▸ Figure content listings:
======
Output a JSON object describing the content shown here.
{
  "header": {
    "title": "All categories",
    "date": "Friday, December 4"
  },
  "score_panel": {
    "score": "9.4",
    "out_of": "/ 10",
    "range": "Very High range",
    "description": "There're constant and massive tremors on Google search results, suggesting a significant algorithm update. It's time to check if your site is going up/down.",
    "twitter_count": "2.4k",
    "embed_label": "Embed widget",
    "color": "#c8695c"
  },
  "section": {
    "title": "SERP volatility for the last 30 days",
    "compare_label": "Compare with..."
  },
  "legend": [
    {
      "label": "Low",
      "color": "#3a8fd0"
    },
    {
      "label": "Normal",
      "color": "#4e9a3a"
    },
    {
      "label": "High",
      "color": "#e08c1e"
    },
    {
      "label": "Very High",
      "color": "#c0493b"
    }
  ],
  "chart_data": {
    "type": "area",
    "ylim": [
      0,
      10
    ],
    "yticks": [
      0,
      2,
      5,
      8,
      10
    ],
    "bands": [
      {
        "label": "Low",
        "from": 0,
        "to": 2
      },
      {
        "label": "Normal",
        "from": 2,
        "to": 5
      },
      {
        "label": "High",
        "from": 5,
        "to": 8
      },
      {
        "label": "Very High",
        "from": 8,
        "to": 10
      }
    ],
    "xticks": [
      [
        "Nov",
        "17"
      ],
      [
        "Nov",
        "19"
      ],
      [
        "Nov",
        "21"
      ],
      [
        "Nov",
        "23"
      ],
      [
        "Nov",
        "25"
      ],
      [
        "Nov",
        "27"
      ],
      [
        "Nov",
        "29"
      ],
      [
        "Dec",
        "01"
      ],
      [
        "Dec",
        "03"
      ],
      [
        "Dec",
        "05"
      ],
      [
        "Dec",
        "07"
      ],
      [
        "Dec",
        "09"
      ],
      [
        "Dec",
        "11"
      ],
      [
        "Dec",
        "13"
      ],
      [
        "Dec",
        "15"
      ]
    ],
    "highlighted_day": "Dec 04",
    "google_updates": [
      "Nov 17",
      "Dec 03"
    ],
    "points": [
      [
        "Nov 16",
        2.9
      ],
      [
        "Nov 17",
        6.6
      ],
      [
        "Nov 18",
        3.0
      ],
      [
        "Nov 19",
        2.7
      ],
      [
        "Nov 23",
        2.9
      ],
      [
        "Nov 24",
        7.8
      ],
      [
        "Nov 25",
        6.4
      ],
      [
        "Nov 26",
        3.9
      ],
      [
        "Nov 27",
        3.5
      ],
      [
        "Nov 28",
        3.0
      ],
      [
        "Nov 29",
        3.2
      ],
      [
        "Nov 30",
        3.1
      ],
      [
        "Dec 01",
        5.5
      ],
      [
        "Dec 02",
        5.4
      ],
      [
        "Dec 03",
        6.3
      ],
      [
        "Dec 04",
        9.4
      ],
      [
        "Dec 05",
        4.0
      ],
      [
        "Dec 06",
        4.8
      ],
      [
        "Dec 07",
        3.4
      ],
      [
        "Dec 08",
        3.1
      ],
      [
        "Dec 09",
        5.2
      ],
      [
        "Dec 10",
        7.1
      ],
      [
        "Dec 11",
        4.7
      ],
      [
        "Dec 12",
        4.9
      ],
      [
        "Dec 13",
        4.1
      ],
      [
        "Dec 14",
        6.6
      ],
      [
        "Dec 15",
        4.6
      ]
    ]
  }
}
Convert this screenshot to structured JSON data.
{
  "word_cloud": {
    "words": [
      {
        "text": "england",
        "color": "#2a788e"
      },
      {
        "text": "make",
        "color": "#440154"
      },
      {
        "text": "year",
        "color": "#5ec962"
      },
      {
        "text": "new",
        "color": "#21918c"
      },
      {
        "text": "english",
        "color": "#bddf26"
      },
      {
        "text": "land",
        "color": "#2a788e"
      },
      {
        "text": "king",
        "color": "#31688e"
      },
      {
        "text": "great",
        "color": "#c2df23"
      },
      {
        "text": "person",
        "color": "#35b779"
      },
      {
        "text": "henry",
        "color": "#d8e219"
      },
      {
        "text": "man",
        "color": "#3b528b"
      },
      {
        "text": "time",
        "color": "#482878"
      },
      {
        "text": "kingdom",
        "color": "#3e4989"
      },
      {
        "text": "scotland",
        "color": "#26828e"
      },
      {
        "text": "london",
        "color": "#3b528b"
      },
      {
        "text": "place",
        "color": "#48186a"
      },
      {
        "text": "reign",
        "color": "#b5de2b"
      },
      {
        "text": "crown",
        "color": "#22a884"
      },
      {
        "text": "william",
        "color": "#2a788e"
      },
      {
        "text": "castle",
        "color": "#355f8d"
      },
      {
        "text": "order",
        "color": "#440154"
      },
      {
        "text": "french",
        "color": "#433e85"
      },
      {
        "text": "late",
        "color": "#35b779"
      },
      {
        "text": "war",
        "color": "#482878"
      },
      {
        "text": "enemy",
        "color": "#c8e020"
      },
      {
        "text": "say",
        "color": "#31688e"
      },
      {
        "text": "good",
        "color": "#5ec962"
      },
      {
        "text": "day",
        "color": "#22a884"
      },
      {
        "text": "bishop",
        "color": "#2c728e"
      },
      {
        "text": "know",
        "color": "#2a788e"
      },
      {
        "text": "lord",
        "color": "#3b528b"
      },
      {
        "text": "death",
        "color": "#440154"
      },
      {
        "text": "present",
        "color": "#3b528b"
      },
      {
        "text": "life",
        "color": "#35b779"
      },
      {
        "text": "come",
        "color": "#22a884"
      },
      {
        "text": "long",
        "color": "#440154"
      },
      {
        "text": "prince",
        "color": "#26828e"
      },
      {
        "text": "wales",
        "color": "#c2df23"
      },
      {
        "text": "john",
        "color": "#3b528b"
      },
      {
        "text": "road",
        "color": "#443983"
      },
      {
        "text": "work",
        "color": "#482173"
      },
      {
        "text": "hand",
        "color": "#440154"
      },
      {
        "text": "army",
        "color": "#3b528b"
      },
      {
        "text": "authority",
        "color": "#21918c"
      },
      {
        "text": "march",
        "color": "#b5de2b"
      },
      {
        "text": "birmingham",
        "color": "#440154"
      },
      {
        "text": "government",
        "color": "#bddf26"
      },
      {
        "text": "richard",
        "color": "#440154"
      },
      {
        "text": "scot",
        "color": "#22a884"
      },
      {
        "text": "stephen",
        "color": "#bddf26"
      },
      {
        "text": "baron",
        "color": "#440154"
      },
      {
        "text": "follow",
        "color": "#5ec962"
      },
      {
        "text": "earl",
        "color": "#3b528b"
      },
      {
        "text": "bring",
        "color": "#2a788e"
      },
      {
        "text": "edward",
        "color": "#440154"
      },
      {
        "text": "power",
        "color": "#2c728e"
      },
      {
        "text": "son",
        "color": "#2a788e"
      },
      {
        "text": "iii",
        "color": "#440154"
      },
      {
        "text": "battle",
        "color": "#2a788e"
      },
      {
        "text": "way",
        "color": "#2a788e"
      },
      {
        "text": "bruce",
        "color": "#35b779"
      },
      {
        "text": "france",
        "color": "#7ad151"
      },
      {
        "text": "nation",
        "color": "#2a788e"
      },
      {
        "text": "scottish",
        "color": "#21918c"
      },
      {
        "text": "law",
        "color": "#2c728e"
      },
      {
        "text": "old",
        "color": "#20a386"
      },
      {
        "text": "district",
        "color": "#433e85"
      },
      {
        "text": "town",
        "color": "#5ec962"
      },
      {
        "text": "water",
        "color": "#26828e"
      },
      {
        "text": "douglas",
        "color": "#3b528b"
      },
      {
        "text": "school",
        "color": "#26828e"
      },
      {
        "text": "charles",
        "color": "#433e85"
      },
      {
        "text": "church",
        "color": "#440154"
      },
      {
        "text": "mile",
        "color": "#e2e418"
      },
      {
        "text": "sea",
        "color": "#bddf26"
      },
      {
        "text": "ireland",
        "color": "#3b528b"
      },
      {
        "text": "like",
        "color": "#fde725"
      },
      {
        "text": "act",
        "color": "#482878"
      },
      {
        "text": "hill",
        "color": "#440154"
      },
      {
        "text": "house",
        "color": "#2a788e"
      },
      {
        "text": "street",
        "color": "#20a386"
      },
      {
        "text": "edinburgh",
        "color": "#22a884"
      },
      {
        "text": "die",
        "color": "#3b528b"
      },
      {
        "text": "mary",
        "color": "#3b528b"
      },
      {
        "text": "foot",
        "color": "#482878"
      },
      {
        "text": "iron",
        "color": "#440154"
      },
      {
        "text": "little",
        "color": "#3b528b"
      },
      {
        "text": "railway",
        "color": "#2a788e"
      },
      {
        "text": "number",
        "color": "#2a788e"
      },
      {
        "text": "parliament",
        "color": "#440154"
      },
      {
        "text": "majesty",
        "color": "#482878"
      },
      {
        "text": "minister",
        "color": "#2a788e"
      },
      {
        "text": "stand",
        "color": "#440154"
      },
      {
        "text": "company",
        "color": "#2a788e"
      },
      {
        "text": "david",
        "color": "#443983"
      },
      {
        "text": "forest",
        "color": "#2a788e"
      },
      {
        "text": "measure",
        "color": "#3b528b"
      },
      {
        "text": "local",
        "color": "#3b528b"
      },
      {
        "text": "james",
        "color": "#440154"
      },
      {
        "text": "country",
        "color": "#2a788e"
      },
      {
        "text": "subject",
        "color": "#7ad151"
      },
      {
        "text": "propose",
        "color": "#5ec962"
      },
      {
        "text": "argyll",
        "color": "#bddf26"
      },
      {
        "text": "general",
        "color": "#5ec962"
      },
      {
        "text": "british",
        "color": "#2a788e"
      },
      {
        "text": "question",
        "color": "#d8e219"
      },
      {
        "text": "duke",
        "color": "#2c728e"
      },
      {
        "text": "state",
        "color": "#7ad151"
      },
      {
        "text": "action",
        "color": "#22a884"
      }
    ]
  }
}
======
▸ Task instructions: In the material above, find each line that contains the word "Very", and select it.

▸ Full output:
    "range": "Very High range",
      "label": "Very High",
        "label": "Very High",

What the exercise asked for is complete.